Written exercise:
Where the word "this" occurs in a line, return that line.

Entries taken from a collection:
..........

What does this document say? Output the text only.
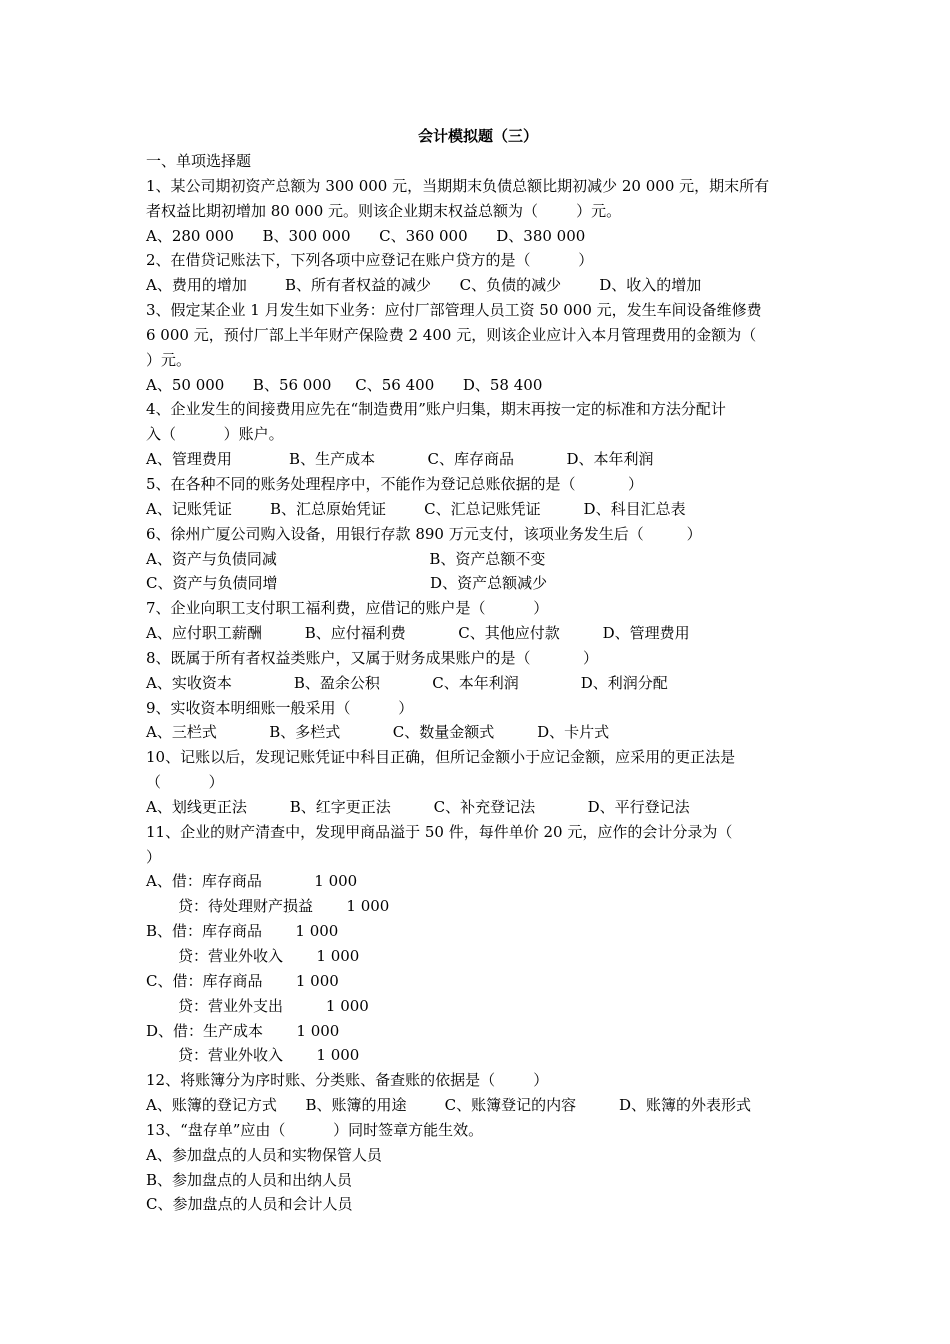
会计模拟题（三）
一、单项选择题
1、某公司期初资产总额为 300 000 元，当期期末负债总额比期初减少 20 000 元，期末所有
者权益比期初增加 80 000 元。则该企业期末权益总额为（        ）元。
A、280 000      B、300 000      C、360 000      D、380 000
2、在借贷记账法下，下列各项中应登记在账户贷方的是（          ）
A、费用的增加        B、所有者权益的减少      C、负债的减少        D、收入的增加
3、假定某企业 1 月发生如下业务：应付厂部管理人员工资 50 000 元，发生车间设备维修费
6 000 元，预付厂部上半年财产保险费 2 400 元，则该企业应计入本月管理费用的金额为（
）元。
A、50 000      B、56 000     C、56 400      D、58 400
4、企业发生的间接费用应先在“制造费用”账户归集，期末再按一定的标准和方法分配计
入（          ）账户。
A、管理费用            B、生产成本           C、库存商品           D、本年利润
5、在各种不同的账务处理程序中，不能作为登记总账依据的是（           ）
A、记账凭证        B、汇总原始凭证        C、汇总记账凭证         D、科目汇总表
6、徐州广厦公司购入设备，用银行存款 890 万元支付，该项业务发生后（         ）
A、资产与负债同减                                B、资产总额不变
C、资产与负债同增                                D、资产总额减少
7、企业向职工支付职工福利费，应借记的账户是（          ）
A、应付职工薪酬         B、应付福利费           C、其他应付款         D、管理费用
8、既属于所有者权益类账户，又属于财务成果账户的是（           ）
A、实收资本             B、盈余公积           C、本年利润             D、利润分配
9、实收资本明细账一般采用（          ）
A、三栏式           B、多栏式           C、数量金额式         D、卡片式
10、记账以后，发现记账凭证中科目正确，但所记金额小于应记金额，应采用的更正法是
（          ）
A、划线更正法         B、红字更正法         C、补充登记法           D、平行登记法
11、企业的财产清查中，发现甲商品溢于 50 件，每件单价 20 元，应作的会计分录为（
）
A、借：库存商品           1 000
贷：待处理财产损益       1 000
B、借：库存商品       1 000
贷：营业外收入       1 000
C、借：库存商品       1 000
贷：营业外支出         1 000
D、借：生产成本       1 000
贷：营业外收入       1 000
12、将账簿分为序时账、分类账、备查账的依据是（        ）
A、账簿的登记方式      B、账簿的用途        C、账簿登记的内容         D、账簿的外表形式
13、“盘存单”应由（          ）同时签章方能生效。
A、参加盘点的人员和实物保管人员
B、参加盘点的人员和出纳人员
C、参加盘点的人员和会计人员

..........

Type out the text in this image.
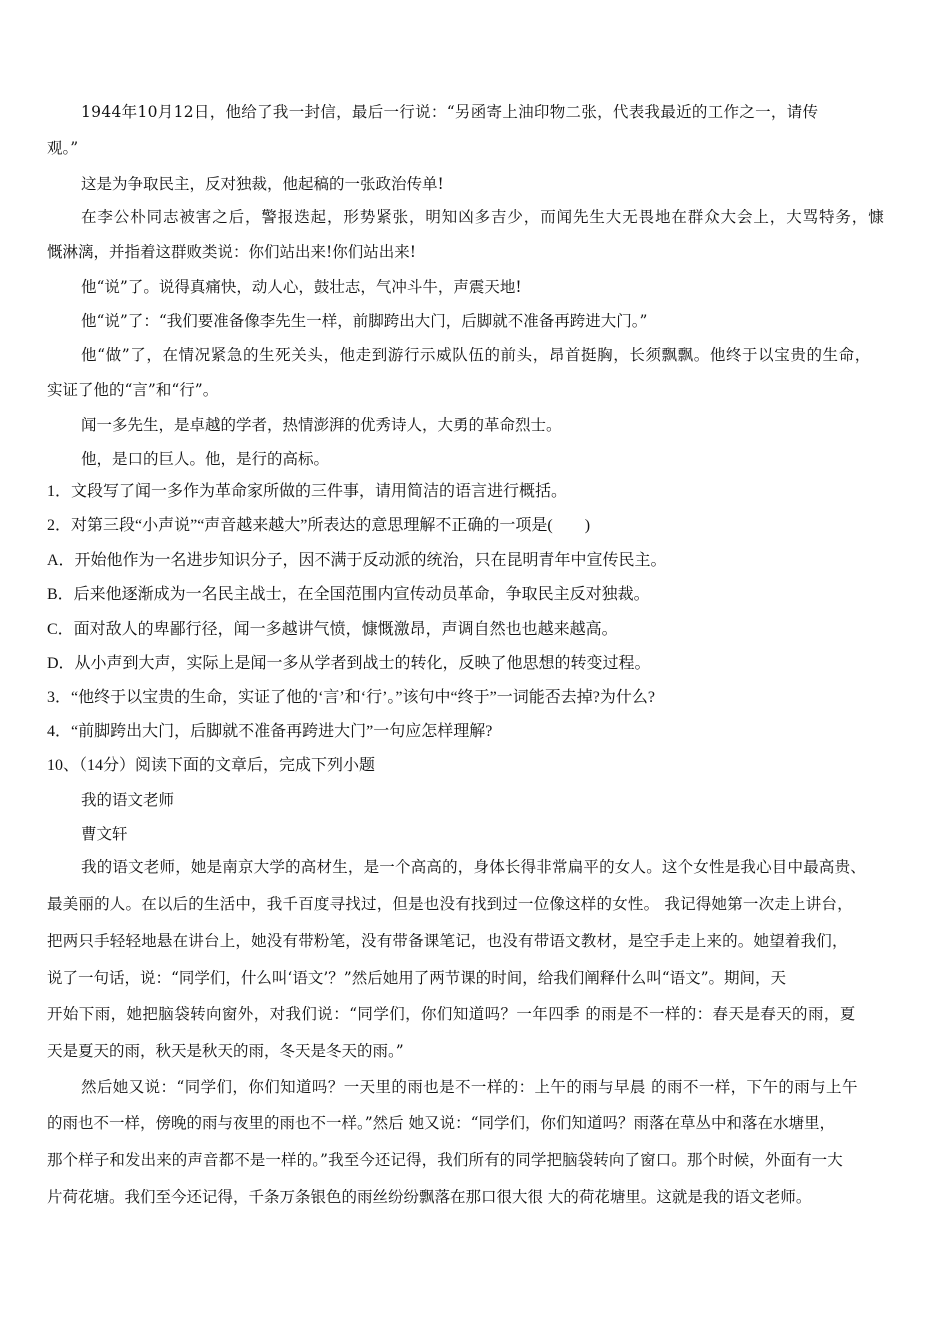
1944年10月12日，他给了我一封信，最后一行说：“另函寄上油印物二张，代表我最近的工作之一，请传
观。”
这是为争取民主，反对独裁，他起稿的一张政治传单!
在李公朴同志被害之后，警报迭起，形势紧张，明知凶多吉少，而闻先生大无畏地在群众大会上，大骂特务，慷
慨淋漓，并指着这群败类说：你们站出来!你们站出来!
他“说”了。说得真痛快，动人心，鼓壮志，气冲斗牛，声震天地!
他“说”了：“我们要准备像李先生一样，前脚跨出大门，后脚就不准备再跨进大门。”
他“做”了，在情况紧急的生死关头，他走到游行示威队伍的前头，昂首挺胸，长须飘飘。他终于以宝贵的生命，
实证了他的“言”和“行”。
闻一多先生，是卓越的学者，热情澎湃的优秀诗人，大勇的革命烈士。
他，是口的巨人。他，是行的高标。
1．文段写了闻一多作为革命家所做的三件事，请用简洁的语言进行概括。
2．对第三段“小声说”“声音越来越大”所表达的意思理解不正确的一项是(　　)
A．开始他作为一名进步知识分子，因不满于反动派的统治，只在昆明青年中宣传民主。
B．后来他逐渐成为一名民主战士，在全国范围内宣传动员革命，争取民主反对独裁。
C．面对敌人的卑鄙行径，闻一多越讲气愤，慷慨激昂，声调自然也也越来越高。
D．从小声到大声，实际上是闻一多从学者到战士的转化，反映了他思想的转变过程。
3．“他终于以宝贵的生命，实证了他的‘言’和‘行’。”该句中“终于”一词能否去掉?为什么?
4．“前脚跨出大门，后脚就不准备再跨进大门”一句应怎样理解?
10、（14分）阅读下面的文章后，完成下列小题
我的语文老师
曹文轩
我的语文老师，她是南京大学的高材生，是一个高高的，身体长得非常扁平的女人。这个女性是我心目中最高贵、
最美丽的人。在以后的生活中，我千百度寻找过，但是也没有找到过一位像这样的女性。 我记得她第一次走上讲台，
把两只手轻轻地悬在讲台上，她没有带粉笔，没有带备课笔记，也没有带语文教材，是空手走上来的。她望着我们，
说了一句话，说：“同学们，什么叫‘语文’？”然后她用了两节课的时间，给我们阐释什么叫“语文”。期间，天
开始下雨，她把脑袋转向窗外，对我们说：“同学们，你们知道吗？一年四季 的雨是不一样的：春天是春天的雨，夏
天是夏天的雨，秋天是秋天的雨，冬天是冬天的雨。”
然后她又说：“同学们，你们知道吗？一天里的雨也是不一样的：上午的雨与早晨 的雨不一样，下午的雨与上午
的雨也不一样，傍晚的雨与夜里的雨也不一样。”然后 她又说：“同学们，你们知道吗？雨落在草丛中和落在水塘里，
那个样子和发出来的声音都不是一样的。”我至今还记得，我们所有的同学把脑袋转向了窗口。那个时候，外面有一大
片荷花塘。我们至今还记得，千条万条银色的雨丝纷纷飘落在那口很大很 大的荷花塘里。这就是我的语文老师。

..........

Exercise solution:
What does this document say? Output the text only.
Type out the text in this image.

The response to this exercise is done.